■ **Goal of the exercise**: Report how many lines below contain the word "области". Give only the number.

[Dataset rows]
+ + + + + + +

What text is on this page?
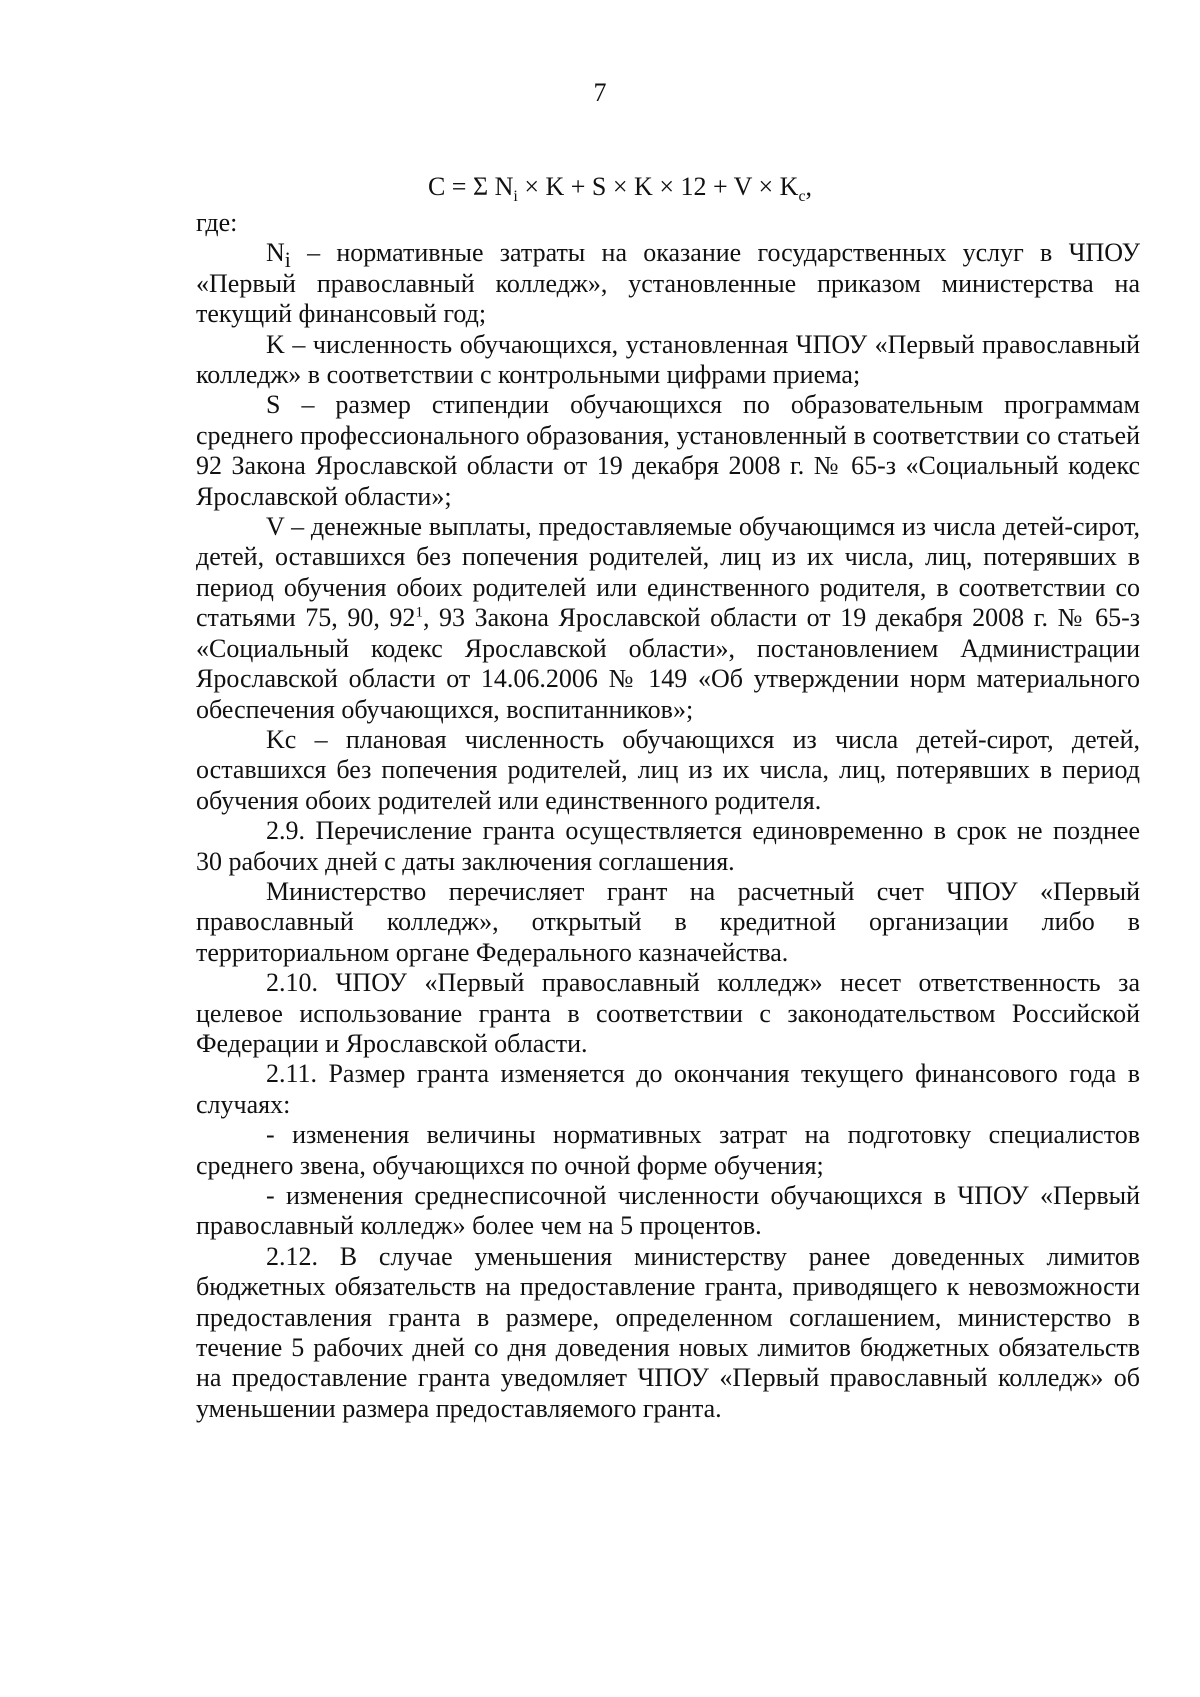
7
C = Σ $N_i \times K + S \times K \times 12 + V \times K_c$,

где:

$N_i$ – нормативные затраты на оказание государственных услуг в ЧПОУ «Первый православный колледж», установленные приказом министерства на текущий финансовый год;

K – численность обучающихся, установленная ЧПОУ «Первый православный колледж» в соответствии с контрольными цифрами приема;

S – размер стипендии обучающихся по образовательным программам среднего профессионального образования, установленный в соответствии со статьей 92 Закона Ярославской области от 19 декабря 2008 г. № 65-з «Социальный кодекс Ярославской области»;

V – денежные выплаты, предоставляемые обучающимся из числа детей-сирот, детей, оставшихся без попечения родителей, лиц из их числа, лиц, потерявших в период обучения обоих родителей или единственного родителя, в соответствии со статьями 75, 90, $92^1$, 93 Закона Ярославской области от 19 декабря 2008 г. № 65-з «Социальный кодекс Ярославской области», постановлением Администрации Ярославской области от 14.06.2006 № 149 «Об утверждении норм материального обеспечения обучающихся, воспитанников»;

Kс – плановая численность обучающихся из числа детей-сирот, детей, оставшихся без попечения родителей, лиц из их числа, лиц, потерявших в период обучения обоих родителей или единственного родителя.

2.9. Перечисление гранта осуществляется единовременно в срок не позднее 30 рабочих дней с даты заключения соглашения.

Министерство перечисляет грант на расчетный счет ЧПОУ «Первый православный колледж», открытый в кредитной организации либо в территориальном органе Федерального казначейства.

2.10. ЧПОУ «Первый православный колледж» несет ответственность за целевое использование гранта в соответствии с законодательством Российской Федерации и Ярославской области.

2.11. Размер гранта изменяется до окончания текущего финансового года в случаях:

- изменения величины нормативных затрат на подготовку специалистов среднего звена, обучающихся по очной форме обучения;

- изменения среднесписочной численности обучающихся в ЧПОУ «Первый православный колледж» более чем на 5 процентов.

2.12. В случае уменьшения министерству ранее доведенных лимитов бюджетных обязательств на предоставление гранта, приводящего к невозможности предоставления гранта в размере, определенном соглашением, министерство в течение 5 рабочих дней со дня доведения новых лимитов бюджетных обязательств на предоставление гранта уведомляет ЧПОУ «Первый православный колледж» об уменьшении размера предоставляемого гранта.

+ + + + + + +

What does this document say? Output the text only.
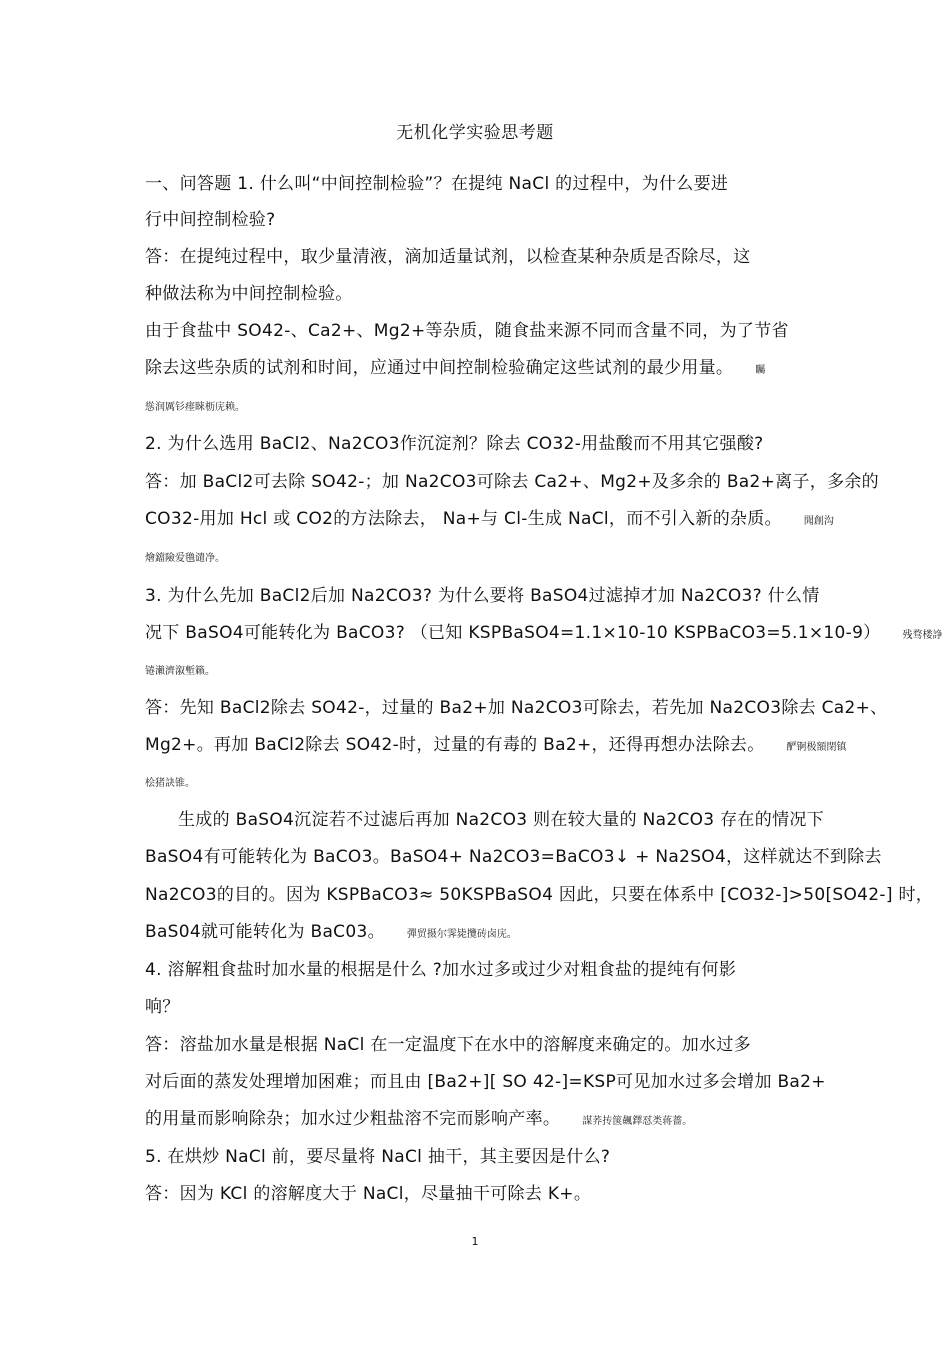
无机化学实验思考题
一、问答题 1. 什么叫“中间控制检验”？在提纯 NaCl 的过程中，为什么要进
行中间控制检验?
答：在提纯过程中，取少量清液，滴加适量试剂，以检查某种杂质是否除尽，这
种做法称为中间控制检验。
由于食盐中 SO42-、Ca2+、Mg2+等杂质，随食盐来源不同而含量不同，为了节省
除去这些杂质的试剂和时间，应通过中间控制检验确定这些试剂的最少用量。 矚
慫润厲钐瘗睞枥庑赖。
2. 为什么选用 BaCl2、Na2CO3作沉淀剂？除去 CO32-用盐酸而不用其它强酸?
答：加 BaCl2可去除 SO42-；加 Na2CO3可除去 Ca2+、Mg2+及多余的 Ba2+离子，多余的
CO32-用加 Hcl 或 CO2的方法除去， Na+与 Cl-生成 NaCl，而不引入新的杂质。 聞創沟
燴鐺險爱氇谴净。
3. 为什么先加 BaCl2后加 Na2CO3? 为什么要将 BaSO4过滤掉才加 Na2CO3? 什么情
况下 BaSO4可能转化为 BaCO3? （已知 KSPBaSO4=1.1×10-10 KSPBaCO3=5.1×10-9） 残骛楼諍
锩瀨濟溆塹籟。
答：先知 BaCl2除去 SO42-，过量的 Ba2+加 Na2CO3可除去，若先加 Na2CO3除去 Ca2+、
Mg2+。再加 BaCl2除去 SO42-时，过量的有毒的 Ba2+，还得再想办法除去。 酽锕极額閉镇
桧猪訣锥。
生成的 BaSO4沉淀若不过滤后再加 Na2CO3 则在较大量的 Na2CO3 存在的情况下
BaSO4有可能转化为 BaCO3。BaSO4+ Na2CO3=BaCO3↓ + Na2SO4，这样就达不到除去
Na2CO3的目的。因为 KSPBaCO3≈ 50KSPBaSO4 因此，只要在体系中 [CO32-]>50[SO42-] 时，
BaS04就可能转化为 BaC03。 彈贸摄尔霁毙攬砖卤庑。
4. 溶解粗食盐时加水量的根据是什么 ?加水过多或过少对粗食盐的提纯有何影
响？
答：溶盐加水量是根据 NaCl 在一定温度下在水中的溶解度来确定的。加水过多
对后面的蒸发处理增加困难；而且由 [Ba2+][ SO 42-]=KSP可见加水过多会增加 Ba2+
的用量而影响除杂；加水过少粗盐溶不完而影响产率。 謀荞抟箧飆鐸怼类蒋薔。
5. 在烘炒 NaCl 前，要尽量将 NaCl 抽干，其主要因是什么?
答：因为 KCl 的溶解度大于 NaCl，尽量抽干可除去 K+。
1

+ + + + + + +

■ **Worked solution**: 3